Your task → Lay out the listing lines as a Markdown table with the columns Row and Entry, starting at the line that contains "send-level-knob[interactable] xyxy=(313,340,331,358)" and stopping after the line that contains "solo-button[interactable]: S xyxy=(303,767,329,785)". Number each row and skip any blank lines.
-- Start of Material supplied --
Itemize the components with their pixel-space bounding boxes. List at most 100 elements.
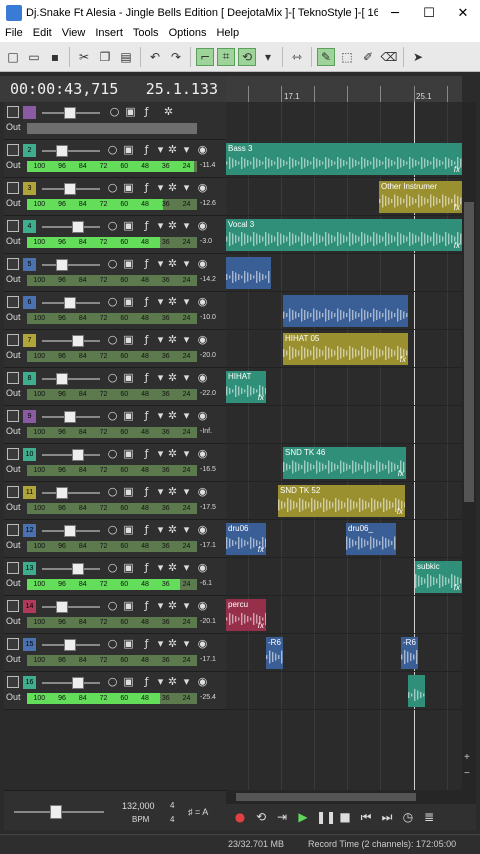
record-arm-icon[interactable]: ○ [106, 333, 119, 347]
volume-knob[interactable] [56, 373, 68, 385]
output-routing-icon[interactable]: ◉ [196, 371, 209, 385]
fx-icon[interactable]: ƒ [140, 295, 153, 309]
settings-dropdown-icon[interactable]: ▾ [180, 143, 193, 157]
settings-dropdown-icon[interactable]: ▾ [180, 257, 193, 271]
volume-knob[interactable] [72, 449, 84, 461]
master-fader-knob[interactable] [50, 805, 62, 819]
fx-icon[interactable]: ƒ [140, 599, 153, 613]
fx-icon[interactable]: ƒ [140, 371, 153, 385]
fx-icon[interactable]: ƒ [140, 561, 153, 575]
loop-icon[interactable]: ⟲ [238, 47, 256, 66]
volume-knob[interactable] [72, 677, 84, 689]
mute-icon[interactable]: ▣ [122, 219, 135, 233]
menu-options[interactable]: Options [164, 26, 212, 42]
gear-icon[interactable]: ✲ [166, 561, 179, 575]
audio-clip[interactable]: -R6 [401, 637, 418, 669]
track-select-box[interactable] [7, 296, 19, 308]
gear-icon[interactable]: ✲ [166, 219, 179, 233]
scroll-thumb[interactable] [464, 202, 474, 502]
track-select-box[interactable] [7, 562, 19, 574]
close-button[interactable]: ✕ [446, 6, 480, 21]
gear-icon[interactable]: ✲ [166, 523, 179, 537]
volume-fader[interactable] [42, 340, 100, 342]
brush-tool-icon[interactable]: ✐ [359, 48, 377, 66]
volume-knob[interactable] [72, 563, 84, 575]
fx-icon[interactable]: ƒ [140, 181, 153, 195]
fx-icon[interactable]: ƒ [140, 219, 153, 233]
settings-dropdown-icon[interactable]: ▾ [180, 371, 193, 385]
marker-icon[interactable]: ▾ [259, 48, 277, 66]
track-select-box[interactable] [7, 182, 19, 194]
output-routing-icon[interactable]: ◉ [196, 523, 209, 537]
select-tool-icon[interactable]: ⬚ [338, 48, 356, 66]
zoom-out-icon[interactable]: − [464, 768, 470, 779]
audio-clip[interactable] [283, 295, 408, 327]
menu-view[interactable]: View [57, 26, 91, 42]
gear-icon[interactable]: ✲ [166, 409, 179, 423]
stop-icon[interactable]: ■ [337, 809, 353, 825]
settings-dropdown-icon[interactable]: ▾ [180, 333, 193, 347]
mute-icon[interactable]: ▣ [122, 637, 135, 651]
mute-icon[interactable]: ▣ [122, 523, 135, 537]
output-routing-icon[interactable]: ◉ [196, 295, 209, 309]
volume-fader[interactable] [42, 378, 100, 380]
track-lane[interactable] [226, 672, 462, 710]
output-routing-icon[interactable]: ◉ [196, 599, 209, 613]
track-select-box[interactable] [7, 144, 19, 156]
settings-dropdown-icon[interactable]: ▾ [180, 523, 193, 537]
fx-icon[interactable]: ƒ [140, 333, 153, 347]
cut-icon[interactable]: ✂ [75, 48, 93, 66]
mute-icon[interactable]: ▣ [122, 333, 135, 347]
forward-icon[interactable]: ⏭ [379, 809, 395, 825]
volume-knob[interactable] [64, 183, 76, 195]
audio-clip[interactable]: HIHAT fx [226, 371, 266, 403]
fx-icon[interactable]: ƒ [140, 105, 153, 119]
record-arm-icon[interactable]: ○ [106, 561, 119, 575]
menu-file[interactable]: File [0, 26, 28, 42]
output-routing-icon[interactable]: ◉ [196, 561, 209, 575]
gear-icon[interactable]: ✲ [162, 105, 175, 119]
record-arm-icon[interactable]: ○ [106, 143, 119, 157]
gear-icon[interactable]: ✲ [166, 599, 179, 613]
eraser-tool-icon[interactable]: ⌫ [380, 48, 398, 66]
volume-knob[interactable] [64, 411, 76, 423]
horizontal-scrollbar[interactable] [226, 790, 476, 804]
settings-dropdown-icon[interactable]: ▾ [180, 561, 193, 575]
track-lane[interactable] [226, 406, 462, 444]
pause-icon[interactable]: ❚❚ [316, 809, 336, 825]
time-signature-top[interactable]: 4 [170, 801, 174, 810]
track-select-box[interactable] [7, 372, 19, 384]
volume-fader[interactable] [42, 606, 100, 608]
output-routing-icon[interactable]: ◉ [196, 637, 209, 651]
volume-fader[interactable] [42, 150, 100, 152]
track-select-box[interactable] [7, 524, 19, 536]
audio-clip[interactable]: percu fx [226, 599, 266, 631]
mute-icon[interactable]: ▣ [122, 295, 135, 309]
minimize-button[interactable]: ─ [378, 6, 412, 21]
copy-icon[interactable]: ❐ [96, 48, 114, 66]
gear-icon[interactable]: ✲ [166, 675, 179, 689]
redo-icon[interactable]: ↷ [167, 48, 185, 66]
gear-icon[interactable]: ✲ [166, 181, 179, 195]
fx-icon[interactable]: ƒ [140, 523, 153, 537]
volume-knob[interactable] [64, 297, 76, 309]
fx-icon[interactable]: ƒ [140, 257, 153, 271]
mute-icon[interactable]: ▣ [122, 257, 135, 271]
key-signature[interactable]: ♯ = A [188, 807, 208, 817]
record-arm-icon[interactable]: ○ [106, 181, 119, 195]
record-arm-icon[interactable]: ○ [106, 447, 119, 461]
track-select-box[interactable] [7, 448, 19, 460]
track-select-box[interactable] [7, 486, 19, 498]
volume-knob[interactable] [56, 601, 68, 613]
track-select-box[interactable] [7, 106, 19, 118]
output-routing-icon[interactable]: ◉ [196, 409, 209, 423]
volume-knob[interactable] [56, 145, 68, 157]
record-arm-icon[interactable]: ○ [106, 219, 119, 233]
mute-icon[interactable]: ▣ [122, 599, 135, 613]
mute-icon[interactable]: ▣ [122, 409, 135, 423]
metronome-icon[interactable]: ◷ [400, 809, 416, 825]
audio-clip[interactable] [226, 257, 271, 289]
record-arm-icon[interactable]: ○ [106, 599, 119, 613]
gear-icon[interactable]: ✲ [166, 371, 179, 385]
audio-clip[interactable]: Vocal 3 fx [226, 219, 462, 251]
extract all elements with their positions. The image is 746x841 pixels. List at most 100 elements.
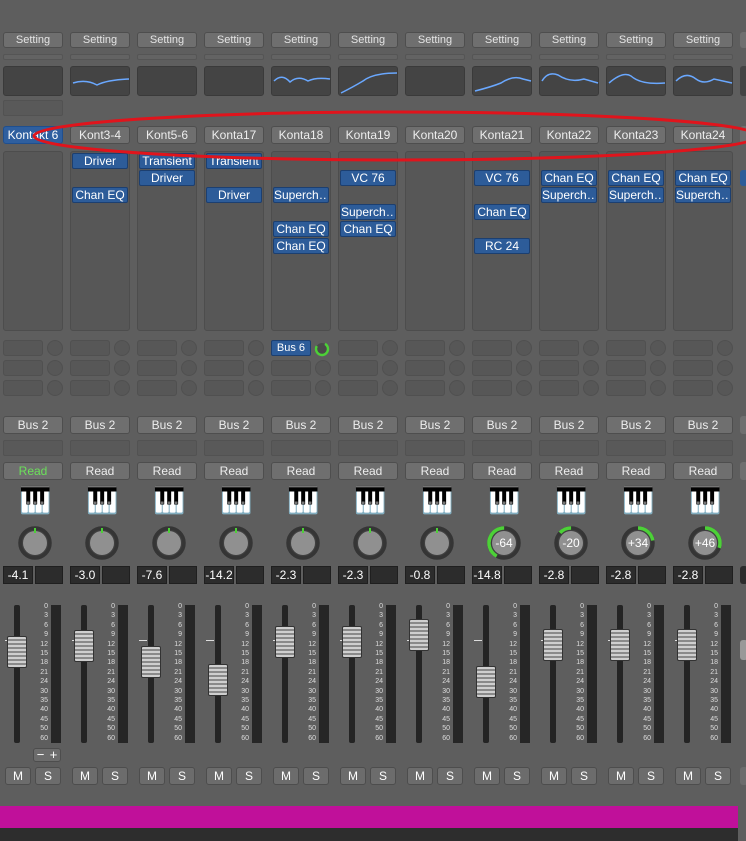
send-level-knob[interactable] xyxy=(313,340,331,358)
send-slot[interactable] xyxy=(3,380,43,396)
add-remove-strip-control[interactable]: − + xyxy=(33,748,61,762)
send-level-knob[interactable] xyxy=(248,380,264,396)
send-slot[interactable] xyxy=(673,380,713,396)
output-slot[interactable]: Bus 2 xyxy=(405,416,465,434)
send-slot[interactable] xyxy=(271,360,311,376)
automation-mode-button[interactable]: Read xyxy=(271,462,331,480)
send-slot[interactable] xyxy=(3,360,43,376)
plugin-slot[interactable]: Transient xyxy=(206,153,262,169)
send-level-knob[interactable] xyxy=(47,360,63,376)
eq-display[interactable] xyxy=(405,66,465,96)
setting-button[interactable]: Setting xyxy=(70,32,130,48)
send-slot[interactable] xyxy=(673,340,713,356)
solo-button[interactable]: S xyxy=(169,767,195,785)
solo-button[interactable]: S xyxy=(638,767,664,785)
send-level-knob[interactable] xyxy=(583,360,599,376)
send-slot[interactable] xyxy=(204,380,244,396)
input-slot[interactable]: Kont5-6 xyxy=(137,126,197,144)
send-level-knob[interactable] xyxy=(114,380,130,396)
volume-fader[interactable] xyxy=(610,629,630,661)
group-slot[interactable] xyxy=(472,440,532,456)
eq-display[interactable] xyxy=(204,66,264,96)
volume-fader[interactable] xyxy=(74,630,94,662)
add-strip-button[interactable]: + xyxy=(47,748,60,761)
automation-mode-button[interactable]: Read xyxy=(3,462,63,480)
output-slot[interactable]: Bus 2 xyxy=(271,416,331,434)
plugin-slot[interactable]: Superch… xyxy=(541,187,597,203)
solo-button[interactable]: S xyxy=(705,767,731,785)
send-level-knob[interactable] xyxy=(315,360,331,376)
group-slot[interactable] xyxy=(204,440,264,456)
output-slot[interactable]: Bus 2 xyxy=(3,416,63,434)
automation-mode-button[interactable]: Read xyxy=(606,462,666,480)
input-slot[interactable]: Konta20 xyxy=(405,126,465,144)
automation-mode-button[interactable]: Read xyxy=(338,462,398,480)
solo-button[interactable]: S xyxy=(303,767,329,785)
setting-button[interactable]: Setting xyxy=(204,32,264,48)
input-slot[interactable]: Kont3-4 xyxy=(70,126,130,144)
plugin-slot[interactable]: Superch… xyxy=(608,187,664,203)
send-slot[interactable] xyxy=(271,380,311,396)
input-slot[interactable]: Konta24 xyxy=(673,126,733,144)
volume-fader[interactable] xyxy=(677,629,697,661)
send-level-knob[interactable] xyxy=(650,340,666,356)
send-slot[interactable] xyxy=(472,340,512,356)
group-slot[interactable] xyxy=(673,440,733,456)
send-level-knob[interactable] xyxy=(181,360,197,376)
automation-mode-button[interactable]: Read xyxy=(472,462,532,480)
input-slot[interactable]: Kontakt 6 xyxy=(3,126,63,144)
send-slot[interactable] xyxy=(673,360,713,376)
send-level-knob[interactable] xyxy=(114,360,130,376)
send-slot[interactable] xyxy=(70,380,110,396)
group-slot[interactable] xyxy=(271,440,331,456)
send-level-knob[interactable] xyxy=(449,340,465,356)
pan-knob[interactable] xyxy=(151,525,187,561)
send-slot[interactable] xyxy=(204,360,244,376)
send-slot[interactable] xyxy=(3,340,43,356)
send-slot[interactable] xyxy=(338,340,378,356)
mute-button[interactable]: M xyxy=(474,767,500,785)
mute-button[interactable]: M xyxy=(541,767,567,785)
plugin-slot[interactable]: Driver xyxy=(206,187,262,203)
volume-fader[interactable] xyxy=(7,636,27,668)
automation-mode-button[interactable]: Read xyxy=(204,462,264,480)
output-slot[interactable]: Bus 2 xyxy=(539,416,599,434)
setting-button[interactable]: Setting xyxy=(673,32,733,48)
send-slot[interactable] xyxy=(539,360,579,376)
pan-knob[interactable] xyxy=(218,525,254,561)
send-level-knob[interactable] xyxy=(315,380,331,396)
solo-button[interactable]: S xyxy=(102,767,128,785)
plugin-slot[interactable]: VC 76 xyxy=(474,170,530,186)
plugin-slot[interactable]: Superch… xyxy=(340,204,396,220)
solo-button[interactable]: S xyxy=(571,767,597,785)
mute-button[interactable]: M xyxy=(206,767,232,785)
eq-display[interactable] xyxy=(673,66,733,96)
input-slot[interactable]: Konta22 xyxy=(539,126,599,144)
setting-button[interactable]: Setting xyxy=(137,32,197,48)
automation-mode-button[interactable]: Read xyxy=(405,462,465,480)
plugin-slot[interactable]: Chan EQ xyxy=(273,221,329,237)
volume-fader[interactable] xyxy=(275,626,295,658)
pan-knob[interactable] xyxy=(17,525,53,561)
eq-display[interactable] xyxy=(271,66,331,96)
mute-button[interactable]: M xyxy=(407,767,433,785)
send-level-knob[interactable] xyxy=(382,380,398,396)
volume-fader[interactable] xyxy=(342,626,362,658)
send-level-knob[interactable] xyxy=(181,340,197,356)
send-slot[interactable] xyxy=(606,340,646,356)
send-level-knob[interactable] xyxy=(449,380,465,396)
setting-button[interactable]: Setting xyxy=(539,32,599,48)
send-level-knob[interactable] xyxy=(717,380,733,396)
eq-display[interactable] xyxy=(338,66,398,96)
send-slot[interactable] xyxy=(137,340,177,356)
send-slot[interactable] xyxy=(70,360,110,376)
-- End of Material supplied --
Answer →
| Row | Entry |
|---|---|
| 1 | send-level-knob[interactable] xyxy=(313,340,331,358) |
| 2 | send-slot[interactable] xyxy=(3,380,43,396) |
| 3 | add-remove-strip-control[interactable]: − + xyxy=(33,748,61,762) |
| 4 | send-level-knob[interactable] xyxy=(248,380,264,396) |
| 5 | send-slot[interactable] xyxy=(673,380,713,396) |
| 6 | output-slot[interactable]: Bus 2 xyxy=(405,416,465,434) |
| 7 | send-slot[interactable] xyxy=(271,360,311,376) |
| 8 | automation-mode-button[interactable]: Read xyxy=(271,462,331,480) |
| 9 | send-slot[interactable] xyxy=(3,360,43,376) |
| 10 | plugin-slot[interactable]: Transient xyxy=(206,153,262,169) |
| 11 | send-level-knob[interactable] xyxy=(47,360,63,376) |
| 12 | eq-display[interactable] xyxy=(405,66,465,96) |
| 13 | setting-button[interactable]: Setting xyxy=(70,32,130,48) |
| 14 | send-slot[interactable] xyxy=(673,340,713,356) |
| 15 | solo-button[interactable]: S xyxy=(169,767,195,785) |
| 16 | solo-button[interactable]: S xyxy=(638,767,664,785) |
| 17 | send-level-knob[interactable] xyxy=(583,360,599,376) |
| 18 | send-slot[interactable] xyxy=(204,380,244,396) |
| 19 | input-slot[interactable]: Kont5-6 xyxy=(137,126,197,144) |
| 20 | send-level-knob[interactable] xyxy=(114,380,130,396) |
| 21 | volume-fader[interactable] xyxy=(610,629,630,661) |
| 22 | group-slot[interactable] xyxy=(472,440,532,456) |
| 23 | eq-display[interactable] xyxy=(204,66,264,96) |
| 24 | volume-fader[interactable] xyxy=(74,630,94,662) |
| 25 | add-strip-button[interactable]: + xyxy=(47,748,60,761) |
| 26 | automation-mode-button[interactable]: Read xyxy=(3,462,63,480) |
| 27 | output-slot[interactable]: Bus 2 xyxy=(271,416,331,434) |
| 28 | plugin-slot[interactable]: Superch… xyxy=(541,187,597,203) |
| 29 | solo-button[interactable]: S xyxy=(705,767,731,785) |
| 30 | send-level-knob[interactable] xyxy=(315,360,331,376) |
| 31 | group-slot[interactable] xyxy=(204,440,264,456) |
| 32 | output-slot[interactable]: Bus 2 xyxy=(3,416,63,434) |
| 33 | automation-mode-button[interactable]: Read xyxy=(606,462,666,480) |
| 34 | input-slot[interactable]: Konta20 xyxy=(405,126,465,144) |
| 35 | automation-mode-button[interactable]: Read xyxy=(338,462,398,480) |
| 36 | solo-button[interactable]: S xyxy=(303,767,329,785) |